%%

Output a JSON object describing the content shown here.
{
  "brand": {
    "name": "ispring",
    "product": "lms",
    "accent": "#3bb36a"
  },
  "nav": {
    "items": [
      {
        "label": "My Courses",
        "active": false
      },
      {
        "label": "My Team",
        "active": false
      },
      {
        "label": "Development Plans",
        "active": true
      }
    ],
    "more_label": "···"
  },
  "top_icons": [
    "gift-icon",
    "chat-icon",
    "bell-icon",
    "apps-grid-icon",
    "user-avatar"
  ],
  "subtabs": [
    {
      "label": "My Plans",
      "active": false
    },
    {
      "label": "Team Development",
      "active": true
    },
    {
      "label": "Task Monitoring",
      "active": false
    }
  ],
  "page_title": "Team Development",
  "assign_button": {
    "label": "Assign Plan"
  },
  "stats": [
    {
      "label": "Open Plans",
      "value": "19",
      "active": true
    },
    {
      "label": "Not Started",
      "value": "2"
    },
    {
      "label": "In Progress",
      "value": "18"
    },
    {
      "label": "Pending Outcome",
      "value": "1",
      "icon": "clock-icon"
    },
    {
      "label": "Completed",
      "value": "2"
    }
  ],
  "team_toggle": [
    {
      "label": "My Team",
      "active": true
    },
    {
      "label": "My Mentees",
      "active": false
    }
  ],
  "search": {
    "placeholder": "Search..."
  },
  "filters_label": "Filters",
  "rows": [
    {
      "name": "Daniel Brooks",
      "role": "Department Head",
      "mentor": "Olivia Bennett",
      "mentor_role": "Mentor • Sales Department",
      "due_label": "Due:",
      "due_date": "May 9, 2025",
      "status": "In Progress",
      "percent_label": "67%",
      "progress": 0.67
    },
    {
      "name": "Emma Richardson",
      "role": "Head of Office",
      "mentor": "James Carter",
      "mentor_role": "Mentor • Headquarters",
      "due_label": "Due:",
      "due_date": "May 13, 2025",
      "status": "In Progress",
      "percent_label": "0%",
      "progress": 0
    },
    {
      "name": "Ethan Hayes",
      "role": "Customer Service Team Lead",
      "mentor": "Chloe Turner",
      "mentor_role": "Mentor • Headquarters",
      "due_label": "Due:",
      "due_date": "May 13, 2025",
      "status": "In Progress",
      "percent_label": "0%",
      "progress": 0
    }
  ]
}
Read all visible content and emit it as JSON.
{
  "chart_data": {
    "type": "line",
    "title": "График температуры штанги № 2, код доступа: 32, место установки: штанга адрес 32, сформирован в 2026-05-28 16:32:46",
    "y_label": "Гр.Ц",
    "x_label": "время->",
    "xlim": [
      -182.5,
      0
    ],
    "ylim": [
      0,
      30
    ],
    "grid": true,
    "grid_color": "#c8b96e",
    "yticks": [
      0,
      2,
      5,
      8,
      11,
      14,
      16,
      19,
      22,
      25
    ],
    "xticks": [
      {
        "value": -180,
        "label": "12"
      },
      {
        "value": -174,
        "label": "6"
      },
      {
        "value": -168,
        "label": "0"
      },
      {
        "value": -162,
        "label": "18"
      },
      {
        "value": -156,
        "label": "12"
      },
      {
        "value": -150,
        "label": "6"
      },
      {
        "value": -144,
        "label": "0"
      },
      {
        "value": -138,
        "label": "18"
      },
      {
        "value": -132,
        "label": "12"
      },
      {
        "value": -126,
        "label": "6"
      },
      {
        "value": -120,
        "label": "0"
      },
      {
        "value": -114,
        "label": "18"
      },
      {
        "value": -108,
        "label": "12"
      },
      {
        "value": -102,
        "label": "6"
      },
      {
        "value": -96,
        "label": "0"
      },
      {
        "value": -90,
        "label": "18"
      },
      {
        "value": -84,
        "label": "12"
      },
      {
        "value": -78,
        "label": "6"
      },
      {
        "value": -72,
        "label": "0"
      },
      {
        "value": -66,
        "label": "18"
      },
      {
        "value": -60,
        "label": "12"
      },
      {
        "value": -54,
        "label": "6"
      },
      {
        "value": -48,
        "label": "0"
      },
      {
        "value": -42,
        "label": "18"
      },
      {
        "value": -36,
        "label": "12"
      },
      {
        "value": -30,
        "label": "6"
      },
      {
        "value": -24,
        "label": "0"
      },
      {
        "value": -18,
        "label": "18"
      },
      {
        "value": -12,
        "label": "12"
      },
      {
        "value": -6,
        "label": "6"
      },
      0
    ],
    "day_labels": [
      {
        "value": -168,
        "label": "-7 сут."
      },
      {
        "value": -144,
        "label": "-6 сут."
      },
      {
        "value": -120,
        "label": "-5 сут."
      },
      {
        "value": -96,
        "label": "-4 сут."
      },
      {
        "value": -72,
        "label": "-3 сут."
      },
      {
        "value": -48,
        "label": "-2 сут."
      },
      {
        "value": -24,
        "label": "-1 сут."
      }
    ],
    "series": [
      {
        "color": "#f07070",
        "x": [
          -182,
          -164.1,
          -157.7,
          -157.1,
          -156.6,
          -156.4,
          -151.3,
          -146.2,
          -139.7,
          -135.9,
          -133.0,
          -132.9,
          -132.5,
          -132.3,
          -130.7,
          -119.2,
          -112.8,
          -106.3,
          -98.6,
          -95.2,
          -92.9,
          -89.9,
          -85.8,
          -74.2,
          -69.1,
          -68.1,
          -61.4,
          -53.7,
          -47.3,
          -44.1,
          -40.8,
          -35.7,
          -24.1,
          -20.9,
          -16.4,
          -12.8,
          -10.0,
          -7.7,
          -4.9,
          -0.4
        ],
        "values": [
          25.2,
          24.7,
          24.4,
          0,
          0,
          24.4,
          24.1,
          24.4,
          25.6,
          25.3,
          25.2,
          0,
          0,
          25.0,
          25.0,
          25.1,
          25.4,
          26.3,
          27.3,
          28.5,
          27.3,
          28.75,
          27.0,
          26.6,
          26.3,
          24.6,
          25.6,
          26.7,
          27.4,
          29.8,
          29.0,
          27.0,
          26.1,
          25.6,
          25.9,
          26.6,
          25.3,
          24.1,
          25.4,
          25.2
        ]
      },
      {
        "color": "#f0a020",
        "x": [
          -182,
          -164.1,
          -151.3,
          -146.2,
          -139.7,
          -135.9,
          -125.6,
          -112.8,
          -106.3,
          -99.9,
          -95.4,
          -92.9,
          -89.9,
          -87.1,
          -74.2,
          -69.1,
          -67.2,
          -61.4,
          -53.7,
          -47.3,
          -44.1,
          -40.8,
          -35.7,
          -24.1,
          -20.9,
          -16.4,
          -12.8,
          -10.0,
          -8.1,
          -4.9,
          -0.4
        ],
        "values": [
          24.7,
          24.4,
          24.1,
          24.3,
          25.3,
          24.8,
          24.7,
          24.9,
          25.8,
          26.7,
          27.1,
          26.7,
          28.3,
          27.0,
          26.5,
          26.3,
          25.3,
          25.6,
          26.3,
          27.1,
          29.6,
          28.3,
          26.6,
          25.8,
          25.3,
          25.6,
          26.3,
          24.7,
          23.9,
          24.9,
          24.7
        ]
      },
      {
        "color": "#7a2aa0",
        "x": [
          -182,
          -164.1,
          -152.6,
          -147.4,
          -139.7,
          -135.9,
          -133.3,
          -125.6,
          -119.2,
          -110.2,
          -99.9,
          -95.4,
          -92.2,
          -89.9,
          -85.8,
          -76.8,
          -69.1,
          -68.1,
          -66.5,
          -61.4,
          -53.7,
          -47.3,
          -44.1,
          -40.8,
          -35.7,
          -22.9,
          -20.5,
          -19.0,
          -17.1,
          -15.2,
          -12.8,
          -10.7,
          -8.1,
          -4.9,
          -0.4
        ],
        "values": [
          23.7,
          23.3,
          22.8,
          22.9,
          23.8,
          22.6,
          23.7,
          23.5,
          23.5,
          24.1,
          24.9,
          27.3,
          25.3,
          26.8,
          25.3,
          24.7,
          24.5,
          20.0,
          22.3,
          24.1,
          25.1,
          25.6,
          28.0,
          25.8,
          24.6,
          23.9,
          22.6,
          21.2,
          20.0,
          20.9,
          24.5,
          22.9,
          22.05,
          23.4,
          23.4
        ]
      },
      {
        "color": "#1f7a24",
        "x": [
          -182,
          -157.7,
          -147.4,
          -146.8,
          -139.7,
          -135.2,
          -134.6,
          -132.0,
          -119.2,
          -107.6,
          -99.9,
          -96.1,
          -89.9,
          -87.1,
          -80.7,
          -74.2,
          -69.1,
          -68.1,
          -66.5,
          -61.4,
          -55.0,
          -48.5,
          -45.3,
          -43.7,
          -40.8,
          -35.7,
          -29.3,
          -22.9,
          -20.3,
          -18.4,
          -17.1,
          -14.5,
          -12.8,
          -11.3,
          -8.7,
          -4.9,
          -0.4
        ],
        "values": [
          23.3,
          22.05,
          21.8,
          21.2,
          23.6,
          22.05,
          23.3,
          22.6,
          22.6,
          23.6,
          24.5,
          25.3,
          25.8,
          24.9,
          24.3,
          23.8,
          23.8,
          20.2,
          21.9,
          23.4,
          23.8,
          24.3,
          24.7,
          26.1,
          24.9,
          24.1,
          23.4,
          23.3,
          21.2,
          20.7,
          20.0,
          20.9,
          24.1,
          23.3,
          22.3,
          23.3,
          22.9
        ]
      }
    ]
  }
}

%%

- [PROBLEM STATEMENT] Extract every line containing the string "JSON" from the data above.

- [RESULT FOR THIS TASK]
Output a JSON object describing the content shown here.
Read all visible content and emit it as JSON.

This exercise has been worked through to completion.